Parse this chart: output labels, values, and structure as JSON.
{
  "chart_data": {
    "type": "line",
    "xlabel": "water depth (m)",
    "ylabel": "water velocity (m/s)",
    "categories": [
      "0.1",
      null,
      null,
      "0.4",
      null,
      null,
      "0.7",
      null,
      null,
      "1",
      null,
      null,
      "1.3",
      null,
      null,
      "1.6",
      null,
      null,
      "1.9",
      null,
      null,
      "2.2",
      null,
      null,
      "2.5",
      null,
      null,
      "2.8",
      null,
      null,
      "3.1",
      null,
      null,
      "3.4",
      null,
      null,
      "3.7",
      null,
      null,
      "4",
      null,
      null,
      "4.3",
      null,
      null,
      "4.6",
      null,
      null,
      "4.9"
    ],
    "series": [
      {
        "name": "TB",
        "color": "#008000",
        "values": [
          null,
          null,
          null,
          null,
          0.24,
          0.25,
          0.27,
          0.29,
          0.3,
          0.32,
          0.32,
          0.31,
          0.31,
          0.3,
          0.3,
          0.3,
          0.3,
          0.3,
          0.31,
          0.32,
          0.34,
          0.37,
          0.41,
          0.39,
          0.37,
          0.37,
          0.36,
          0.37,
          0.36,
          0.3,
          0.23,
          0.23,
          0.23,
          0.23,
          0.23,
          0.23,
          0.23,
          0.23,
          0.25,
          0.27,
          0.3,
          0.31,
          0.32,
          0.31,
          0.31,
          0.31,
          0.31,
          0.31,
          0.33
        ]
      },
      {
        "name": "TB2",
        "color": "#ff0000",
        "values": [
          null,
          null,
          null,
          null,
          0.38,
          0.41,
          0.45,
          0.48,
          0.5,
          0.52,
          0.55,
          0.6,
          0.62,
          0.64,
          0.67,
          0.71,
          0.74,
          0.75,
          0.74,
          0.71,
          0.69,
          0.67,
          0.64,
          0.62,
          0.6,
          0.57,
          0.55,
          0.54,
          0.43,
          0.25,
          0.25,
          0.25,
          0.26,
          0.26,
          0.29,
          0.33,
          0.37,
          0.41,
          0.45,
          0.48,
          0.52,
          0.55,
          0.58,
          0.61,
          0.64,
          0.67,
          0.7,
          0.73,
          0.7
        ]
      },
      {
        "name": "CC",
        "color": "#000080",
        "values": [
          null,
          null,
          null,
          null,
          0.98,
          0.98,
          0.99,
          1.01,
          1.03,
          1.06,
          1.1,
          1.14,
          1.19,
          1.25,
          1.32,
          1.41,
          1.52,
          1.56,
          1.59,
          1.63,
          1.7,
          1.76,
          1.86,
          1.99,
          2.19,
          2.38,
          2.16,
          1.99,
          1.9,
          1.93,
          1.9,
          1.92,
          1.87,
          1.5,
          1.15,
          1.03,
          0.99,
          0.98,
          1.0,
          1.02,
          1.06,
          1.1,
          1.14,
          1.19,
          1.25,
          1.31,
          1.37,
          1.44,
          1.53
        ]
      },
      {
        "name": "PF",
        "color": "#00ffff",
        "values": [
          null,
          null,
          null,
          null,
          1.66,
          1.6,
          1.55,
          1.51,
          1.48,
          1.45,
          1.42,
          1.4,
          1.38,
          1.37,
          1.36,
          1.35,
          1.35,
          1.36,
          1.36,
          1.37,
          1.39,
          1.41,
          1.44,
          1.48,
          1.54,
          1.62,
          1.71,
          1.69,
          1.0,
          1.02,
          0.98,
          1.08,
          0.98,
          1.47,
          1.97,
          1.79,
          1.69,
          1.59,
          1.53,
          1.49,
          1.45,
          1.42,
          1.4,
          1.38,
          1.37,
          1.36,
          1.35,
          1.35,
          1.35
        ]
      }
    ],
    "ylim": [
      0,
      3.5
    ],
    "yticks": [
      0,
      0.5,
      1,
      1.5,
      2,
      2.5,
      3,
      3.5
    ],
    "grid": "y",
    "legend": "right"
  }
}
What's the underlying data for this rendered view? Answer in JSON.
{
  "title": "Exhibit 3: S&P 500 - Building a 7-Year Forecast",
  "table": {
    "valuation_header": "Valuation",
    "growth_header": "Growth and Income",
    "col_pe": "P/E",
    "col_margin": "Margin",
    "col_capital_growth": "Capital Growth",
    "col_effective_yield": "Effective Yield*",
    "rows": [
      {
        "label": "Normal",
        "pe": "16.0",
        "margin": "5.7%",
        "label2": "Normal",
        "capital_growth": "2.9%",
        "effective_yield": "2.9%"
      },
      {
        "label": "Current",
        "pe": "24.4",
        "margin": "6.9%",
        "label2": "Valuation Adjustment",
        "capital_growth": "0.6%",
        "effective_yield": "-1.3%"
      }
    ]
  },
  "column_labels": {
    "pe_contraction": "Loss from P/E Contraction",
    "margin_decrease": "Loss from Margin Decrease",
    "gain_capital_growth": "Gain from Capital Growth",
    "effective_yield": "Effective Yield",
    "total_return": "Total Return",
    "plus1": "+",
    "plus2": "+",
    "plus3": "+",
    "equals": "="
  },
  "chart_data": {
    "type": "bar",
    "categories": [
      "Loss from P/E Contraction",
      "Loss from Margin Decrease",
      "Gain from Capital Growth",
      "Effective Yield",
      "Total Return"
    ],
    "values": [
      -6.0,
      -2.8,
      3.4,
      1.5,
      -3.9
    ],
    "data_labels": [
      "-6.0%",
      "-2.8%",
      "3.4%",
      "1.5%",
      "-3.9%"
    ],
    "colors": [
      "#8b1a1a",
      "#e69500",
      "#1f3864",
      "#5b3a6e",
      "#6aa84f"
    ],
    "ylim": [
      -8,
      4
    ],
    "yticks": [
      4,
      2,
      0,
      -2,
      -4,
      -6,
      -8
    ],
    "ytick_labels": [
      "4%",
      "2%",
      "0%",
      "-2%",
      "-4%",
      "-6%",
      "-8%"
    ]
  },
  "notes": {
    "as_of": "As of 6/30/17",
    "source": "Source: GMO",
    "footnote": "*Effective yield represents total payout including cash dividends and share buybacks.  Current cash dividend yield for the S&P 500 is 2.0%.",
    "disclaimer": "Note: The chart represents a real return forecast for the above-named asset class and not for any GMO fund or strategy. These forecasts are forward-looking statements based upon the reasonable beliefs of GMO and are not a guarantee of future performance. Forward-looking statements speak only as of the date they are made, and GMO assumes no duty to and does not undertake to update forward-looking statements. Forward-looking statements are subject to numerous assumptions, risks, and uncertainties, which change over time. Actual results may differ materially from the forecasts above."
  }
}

■ THE TASK:
Word for word, restate all of the data shown above.

■ SOLUTION FOR THIS PROBLEM:
Parse this chart: output labels, values, and structure as JSON.
{
  "chart_data": {
    "type": "line",
    "xlabel": "water depth (m)",
    "ylabel": "water velocity (m/s)",
    "categories": [
      "0.1",
      null,
      null,
      "0.4",
      null,
      null,
      "0.7",
      null,
      null,
      "1",
      null,
      null,
      "1.3",
      null,
      null,
      "1.6",
      null,
      null,
      "1.9",
      null,
      null,
      "2.2",
      null,
      null,
      "2.5",
      null,
      null,
      "2.8",
      null,
      null,
      "3.1",
      null,
      null,
      "3.4",
      null,
      null,
      "3.7",
      null,
      null,
      "4",
      null,
      null,
      "4.3",
      null,
      null,
      "4.6",
      null,
      null,
      "4.9"
    ],
    "series": [
      {
        "name": "TB",
        "color": "#008000",
        "values": [
          null,
          null,
          null,
          null,
          0.24,
          0.25,
          0.27,
          0.29,
          0.3,
          0.32,
          0.32,
          0.31,
          0.31,
          0.3,
          0.3,
          0.3,
          0.3,
          0.3,
          0.31,
          0.32,
          0.34,
          0.37,
          0.41,
          0.39,
          0.37,
          0.37,
          0.36,
          0.37,
          0.36,
          0.3,
          0.23,
          0.23,
          0.23,
          0.23,
          0.23,
          0.23,
          0.23,
          0.23,
          0.25,
          0.27,
          0.3,
          0.31,
          0.32,
          0.31,
          0.31,
          0.31,
          0.31,
          0.31,
          0.33
        ]
      },
      {
        "name": "TB2",
        "color": "#ff0000",
        "values": [
          null,
          null,
          null,
          null,
          0.38,
          0.41,
          0.45,
          0.48,
          0.5,
          0.52,
          0.55,
          0.6,
          0.62,
          0.64,
          0.67,
          0.71,
          0.74,
          0.75,
          0.74,
          0.71,
          0.69,
          0.67,
          0.64,
          0.62,
          0.6,
          0.57,
          0.55,
          0.54,
          0.43,
          0.25,
          0.25,
          0.25,
          0.26,
          0.26,
          0.29,
          0.33,
          0.37,
          0.41,
          0.45,
          0.48,
          0.52,
          0.55,
          0.58,
          0.61,
          0.64,
          0.67,
          0.7,
          0.73,
          0.7
        ]
      },
      {
        "name": "CC",
        "color": "#000080",
        "values": [
          null,
          null,
          null,
          null,
          0.98,
          0.98,
          0.99,
          1.01,
          1.03,
          1.06,
          1.1,
          1.14,
          1.19,
          1.25,
          1.32,
          1.41,
          1.52,
          1.56,
          1.59,
          1.63,
          1.7,
          1.76,
          1.86,
          1.99,
          2.19,
          2.38,
          2.16,
          1.99,
          1.9,
          1.93,
          1.9,
          1.92,
          1.87,
          1.5,
          1.15,
          1.03,
          0.99,
          0.98,
          1.0,
          1.02,
          1.06,
          1.1,
          1.14,
          1.19,
          1.25,
          1.31,
          1.37,
          1.44,
          1.53
        ]
      },
      {
        "name": "PF",
        "color": "#00ffff",
        "values": [
          null,
          null,
          null,
          null,
          1.66,
          1.6,
          1.55,
          1.51,
          1.48,
          1.45,
          1.42,
          1.4,
          1.38,
          1.37,
          1.36,
          1.35,
          1.35,
          1.36,
          1.36,
          1.37,
          1.39,
          1.41,
          1.44,
          1.48,
          1.54,
          1.62,
          1.71,
          1.69,
          1.0,
          1.02,
          0.98,
          1.08,
          0.98,
          1.47,
          1.97,
          1.79,
          1.69,
          1.59,
          1.53,
          1.49,
          1.45,
          1.42,
          1.4,
          1.38,
          1.37,
          1.36,
          1.35,
          1.35,
          1.35
        ]
      }
    ],
    "ylim": [
      0,
      3.5
    ],
    "yticks": [
      0,
      0.5,
      1,
      1.5,
      2,
      2.5,
      3,
      3.5
    ],
    "grid": "y",
    "legend": "right"
  }
}
What's the underlying data for this rendered view? Answer in JSON.
{
  "title": "Exhibit 3: S&P 500 - Building a 7-Year Forecast",
  "table": {
    "valuation_header": "Valuation",
    "growth_header": "Growth and Income",
    "col_pe": "P/E",
    "col_margin": "Margin",
    "col_capital_growth": "Capital Growth",
    "col_effective_yield": "Effective Yield*",
    "rows": [
      {
        "label": "Normal",
        "pe": "16.0",
        "margin": "5.7%",
        "label2": "Normal",
        "capital_growth": "2.9%",
        "effective_yield": "2.9%"
      },
      {
        "label": "Current",
        "pe": "24.4",
        "margin": "6.9%",
        "label2": "Valuation Adjustment",
        "capital_growth": "0.6%",
        "effective_yield": "-1.3%"
      }
    ]
  },
  "column_labels": {
    "pe_contraction": "Loss from P/E Contraction",
    "margin_decrease": "Loss from Margin Decrease",
    "gain_capital_growth": "Gain from Capital Growth",
    "effective_yield": "Effective Yield",
    "total_return": "Total Return",
    "plus1": "+",
    "plus2": "+",
    "plus3": "+",
    "equals": "="
  },
  "chart_data": {
    "type": "bar",
    "categories": [
      "Loss from P/E Contraction",
      "Loss from Margin Decrease",
      "Gain from Capital Growth",
      "Effective Yield",
      "Total Return"
    ],
    "values": [
      -6.0,
      -2.8,
      3.4,
      1.5,
      -3.9
    ],
    "data_labels": [
      "-6.0%",
      "-2.8%",
      "3.4%",
      "1.5%",
      "-3.9%"
    ],
    "colors": [
      "#8b1a1a",
      "#e69500",
      "#1f3864",
      "#5b3a6e",
      "#6aa84f"
    ],
    "ylim": [
      -8,
      4
    ],
    "yticks": [
      4,
      2,
      0,
      -2,
      -4,
      -6,
      -8
    ],
    "ytick_labels": [
      "4%",
      "2%",
      "0%",
      "-2%",
      "-4%",
      "-6%",
      "-8%"
    ]
  },
  "notes": {
    "as_of": "As of 6/30/17",
    "source": "Source: GMO",
    "footnote": "*Effective yield represents total payout including cash dividends and share buybacks.  Current cash dividend yield for the S&P 500 is 2.0%.",
    "disclaimer": "Note: The chart represents a real return forecast for the above-named asset class and not for any GMO fund or strategy. These forecasts are forward-looking statements based upon the reasonable beliefs of GMO and are not a guarantee of future performance. Forward-looking statements speak only as of the date they are made, and GMO assumes no duty to and does not undertake to update forward-looking statements. Forward-looking statements are subject to numerous assumptions, risks, and uncertainties, which change over time. Actual results may differ materially from the forecasts above."
  }
}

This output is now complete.